WRITTEN TASK:
Transcribe the records below exactly as they appear.

DATASET:
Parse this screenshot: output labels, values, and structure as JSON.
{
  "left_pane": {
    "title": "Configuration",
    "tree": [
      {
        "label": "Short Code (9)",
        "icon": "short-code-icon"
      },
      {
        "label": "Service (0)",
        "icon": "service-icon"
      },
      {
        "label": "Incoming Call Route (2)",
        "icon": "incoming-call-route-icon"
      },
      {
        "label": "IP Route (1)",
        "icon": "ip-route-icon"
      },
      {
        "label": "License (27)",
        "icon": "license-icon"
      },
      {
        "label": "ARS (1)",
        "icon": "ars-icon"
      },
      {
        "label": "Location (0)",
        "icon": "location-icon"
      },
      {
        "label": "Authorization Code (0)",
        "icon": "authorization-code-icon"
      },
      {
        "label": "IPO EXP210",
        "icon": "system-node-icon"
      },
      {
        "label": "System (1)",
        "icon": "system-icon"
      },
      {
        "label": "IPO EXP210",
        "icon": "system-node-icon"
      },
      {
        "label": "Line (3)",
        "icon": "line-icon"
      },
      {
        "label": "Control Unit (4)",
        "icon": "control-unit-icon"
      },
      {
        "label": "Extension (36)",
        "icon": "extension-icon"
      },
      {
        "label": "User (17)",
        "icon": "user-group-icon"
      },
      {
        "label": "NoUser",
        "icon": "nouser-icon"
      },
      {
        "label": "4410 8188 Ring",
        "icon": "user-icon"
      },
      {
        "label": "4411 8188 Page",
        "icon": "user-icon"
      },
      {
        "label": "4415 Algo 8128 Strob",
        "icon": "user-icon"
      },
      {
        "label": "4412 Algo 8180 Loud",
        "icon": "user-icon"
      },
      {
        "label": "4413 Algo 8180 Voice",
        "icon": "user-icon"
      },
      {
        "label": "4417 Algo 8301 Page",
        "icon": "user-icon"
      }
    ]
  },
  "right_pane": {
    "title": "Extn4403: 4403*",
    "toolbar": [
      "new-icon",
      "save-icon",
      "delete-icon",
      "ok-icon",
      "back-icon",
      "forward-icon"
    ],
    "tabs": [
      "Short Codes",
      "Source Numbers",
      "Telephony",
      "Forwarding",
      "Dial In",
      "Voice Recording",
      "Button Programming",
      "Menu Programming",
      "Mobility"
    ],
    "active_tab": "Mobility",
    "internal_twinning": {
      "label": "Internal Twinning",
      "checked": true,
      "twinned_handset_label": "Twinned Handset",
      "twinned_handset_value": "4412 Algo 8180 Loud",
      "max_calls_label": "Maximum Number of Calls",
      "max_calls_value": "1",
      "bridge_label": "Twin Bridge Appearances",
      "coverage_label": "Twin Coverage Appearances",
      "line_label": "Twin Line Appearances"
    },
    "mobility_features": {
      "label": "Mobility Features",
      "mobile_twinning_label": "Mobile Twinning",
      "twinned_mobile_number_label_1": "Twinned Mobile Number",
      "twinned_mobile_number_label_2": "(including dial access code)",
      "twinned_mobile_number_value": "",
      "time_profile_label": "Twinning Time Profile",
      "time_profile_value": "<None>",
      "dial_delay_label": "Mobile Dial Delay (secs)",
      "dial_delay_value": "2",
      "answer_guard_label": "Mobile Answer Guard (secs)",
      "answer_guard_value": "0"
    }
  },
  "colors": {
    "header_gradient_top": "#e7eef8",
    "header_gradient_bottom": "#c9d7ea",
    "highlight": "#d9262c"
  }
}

PROBLEM SOLUTION:
Parse this screenshot: output labels, values, and structure as JSON.
{
  "left_pane": {
    "title": "Configuration",
    "tree": [
      {
        "label": "Short Code (9)",
        "icon": "short-code-icon"
      },
      {
        "label": "Service (0)",
        "icon": "service-icon"
      },
      {
        "label": "Incoming Call Route (2)",
        "icon": "incoming-call-route-icon"
      },
      {
        "label": "IP Route (1)",
        "icon": "ip-route-icon"
      },
      {
        "label": "License (27)",
        "icon": "license-icon"
      },
      {
        "label": "ARS (1)",
        "icon": "ars-icon"
      },
      {
        "label": "Location (0)",
        "icon": "location-icon"
      },
      {
        "label": "Authorization Code (0)",
        "icon": "authorization-code-icon"
      },
      {
        "label": "IPO EXP210",
        "icon": "system-node-icon"
      },
      {
        "label": "System (1)",
        "icon": "system-icon"
      },
      {
        "label": "IPO EXP210",
        "icon": "system-node-icon"
      },
      {
        "label": "Line (3)",
        "icon": "line-icon"
      },
      {
        "label": "Control Unit (4)",
        "icon": "control-unit-icon"
      },
      {
        "label": "Extension (36)",
        "icon": "extension-icon"
      },
      {
        "label": "User (17)",
        "icon": "user-group-icon"
      },
      {
        "label": "NoUser",
        "icon": "nouser-icon"
      },
      {
        "label": "4410 8188 Ring",
        "icon": "user-icon"
      },
      {
        "label": "4411 8188 Page",
        "icon": "user-icon"
      },
      {
        "label": "4415 Algo 8128 Strob",
        "icon": "user-icon"
      },
      {
        "label": "4412 Algo 8180 Loud",
        "icon": "user-icon"
      },
      {
        "label": "4413 Algo 8180 Voice",
        "icon": "user-icon"
      },
      {
        "label": "4417 Algo 8301 Page",
        "icon": "user-icon"
      }
    ]
  },
  "right_pane": {
    "title": "Extn4403: 4403*",
    "toolbar": [
      "new-icon",
      "save-icon",
      "delete-icon",
      "ok-icon",
      "back-icon",
      "forward-icon"
    ],
    "tabs": [
      "Short Codes",
      "Source Numbers",
      "Telephony",
      "Forwarding",
      "Dial In",
      "Voice Recording",
      "Button Programming",
      "Menu Programming",
      "Mobility"
    ],
    "active_tab": "Mobility",
    "internal_twinning": {
      "label": "Internal Twinning",
      "checked": true,
      "twinned_handset_label": "Twinned Handset",
      "twinned_handset_value": "4412 Algo 8180 Loud",
      "max_calls_label": "Maximum Number of Calls",
      "max_calls_value": "1",
      "bridge_label": "Twin Bridge Appearances",
      "coverage_label": "Twin Coverage Appearances",
      "line_label": "Twin Line Appearances"
    },
    "mobility_features": {
      "label": "Mobility Features",
      "mobile_twinning_label": "Mobile Twinning",
      "twinned_mobile_number_label_1": "Twinned Mobile Number",
      "twinned_mobile_number_label_2": "(including dial access code)",
      "twinned_mobile_number_value": "",
      "time_profile_label": "Twinning Time Profile",
      "time_profile_value": "<None>",
      "dial_delay_label": "Mobile Dial Delay (secs)",
      "dial_delay_value": "2",
      "answer_guard_label": "Mobile Answer Guard (secs)",
      "answer_guard_value": "0"
    }
  },
  "colors": {
    "header_gradient_top": "#e7eef8",
    "header_gradient_bottom": "#c9d7ea",
    "highlight": "#d9262c"
  }
}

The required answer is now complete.